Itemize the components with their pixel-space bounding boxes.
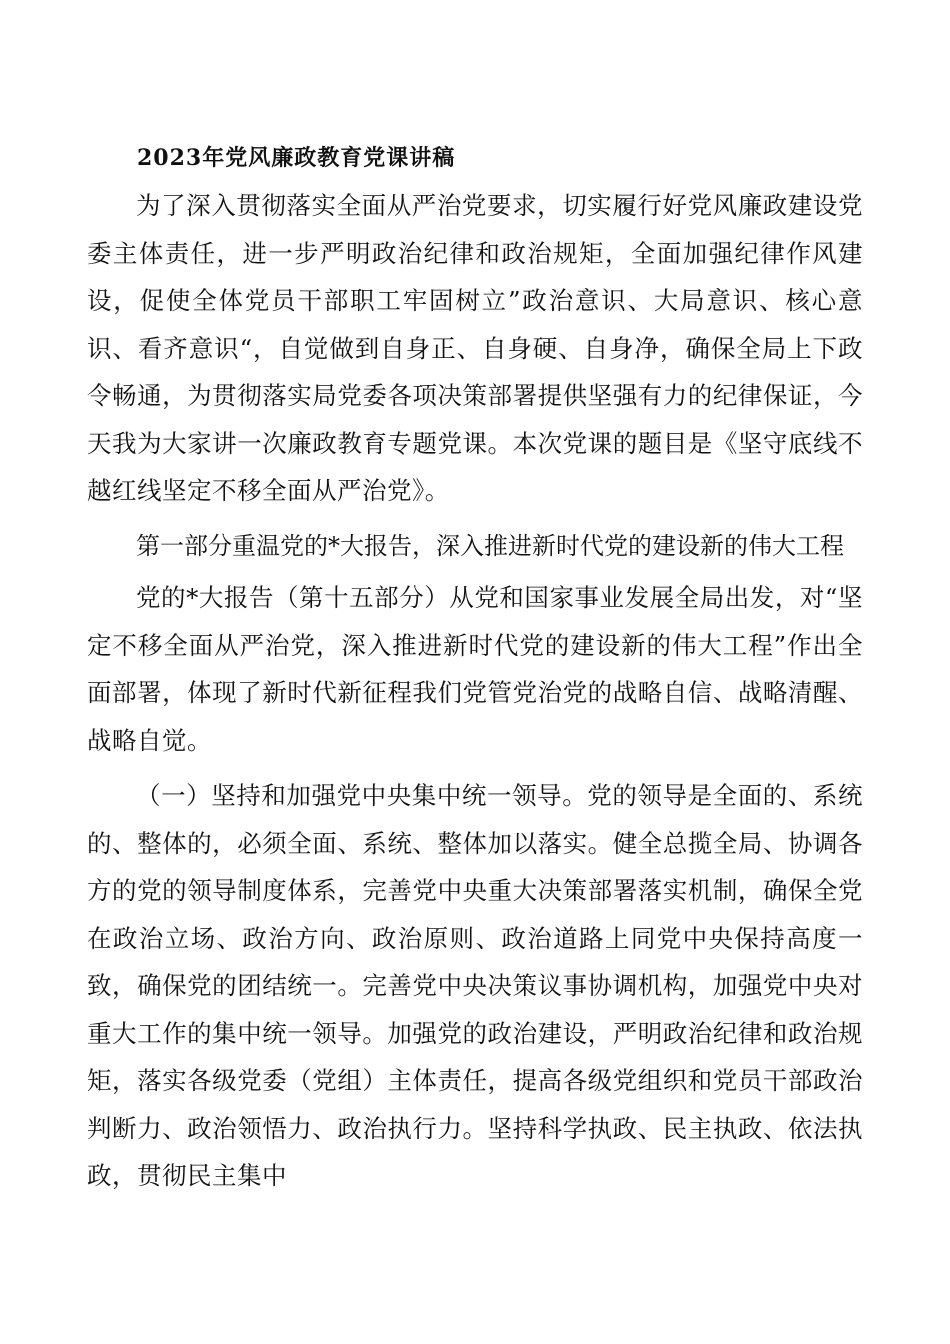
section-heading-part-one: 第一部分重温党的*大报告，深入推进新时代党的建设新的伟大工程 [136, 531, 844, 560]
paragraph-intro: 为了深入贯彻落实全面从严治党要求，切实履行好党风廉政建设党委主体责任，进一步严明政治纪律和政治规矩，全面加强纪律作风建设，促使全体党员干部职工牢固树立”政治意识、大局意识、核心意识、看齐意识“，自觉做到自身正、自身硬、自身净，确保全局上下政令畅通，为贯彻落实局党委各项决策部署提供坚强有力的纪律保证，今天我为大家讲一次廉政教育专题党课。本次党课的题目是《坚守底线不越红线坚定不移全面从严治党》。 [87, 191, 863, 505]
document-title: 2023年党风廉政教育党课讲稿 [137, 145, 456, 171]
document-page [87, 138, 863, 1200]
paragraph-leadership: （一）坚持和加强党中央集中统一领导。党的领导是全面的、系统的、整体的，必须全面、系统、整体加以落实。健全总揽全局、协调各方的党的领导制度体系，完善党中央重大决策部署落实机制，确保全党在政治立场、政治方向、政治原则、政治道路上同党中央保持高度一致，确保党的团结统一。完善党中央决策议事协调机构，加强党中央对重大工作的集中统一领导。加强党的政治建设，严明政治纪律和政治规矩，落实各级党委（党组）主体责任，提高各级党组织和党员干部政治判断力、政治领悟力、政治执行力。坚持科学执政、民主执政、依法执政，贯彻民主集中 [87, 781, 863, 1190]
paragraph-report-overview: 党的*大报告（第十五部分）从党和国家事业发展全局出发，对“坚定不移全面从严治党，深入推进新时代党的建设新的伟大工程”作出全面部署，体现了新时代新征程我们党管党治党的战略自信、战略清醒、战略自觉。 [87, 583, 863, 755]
------------------------
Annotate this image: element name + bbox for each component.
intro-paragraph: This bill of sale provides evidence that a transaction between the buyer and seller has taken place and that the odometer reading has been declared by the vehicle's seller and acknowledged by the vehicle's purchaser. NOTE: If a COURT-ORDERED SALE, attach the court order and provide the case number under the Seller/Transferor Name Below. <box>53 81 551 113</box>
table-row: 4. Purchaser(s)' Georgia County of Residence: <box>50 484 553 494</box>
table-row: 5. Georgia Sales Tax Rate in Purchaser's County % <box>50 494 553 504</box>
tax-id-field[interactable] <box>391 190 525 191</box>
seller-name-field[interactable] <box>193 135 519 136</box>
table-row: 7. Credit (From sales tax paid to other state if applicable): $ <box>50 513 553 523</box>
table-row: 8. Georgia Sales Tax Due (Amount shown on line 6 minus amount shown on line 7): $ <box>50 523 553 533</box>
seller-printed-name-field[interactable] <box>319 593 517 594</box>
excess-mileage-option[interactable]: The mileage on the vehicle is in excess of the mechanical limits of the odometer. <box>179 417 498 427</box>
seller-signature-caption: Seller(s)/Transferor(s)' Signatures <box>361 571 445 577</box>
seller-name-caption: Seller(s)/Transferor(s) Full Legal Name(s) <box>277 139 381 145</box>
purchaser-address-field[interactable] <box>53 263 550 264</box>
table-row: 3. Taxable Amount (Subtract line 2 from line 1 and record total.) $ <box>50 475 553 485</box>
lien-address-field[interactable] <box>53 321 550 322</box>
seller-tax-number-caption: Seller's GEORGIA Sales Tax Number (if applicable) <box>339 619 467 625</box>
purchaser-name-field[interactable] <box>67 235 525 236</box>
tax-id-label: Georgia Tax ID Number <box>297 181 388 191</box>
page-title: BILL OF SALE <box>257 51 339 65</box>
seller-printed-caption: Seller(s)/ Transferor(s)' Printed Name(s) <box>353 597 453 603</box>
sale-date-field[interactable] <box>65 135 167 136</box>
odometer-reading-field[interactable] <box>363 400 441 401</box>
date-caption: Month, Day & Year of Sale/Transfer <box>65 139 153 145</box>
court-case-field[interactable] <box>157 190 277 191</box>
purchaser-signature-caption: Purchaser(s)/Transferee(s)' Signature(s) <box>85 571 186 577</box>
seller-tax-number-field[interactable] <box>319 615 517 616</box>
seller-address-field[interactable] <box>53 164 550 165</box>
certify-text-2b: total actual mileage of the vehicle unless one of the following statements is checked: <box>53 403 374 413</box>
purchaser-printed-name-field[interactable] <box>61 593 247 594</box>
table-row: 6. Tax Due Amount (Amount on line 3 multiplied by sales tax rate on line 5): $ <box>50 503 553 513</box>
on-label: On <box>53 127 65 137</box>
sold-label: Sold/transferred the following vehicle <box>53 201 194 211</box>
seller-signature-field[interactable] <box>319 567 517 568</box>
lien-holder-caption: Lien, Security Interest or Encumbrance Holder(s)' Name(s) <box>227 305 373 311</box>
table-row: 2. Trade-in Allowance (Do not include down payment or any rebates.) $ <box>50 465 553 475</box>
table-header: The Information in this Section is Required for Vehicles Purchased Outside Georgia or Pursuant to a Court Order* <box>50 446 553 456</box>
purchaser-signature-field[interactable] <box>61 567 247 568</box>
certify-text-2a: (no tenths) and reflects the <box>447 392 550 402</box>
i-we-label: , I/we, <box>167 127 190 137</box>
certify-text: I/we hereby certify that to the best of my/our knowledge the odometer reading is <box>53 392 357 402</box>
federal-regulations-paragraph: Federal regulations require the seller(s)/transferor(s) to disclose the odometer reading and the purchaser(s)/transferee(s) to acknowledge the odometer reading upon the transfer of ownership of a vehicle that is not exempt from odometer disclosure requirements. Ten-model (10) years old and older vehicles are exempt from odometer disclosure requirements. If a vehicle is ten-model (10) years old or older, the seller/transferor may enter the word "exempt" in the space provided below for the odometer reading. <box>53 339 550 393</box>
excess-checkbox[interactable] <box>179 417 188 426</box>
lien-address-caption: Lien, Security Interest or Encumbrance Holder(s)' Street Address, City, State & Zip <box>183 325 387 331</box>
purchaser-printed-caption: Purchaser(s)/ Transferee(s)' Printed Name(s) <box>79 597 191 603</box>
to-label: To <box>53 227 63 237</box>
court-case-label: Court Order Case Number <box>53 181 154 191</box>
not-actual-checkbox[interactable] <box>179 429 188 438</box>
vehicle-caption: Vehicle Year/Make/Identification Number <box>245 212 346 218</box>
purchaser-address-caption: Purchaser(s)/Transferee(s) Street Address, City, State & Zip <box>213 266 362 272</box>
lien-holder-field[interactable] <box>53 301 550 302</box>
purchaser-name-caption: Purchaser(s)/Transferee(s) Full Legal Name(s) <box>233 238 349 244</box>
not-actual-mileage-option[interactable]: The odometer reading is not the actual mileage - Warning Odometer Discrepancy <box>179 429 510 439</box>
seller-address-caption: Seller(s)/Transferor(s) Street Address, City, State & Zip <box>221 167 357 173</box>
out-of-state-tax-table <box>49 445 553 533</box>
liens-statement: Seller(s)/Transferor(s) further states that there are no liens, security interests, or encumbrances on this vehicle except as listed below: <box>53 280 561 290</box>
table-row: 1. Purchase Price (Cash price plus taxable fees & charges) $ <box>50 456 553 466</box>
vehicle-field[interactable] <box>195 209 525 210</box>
------------------------
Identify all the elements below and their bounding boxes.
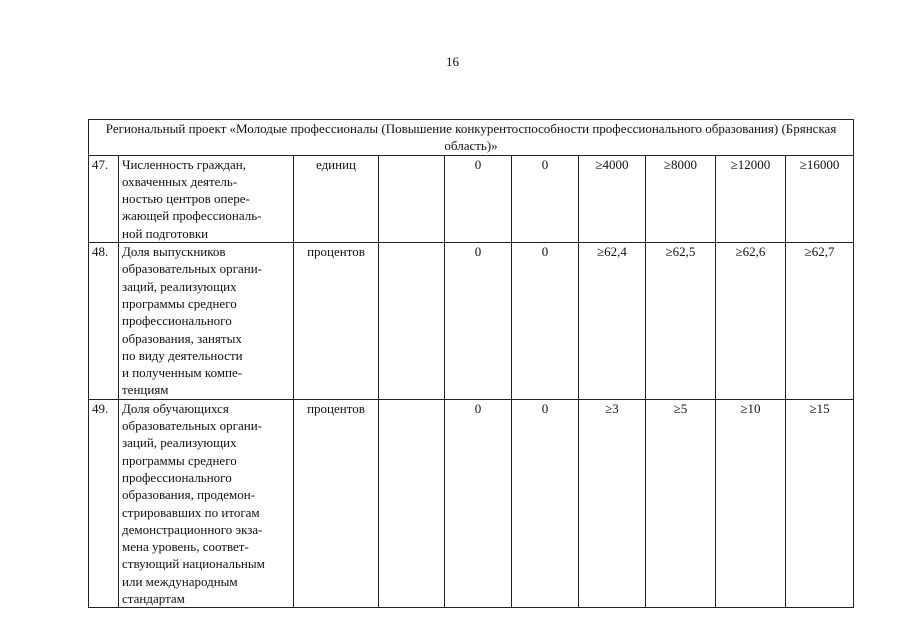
------------------------
**Description of the task**
Rewrite the lines of the records from the one containing "Annotate this image: element" through the one containing "table-row: 4. Purchaser(s)'", inclusive, as a numbered list with blank lines omitted.

**Output of the task**
1. Annotate this image: element name + bbox for each component.
2. intro-paragraph: This bill of sale provides evidence that a transaction between the buyer and seller has taken place and that the odometer reading has been declared by the vehicle's seller and acknowledged by the vehicle's purchaser. NOTE: If a COURT-ORDERED SALE, attach the court order and provide the case number under the Seller/Transferor Name Below. <box>53 81 551 113</box>
3. table-row: 4. Purchaser(s)' Georgia County of Residence: <box>50 484 553 494</box>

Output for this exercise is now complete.